## BEGIN Information supplied

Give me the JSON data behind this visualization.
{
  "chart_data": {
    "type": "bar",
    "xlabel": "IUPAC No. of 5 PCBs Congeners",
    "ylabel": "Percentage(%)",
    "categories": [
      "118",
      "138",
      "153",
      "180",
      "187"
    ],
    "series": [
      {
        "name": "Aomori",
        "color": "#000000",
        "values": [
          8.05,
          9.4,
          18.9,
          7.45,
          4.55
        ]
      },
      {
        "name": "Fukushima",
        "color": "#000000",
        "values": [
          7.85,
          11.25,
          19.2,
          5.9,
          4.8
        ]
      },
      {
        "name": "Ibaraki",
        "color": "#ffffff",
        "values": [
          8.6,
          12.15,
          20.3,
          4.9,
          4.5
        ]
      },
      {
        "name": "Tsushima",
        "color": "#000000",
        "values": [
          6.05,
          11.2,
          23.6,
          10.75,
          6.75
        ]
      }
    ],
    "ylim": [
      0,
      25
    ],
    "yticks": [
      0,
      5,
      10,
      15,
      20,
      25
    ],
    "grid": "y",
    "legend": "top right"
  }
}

## END Information supplied

From the entries above, return each line with the word "name" in it.

        "name": "Aomori",
        "name": "Fukushima",
        "name": "Ibaraki",
        "name": "Tsushima",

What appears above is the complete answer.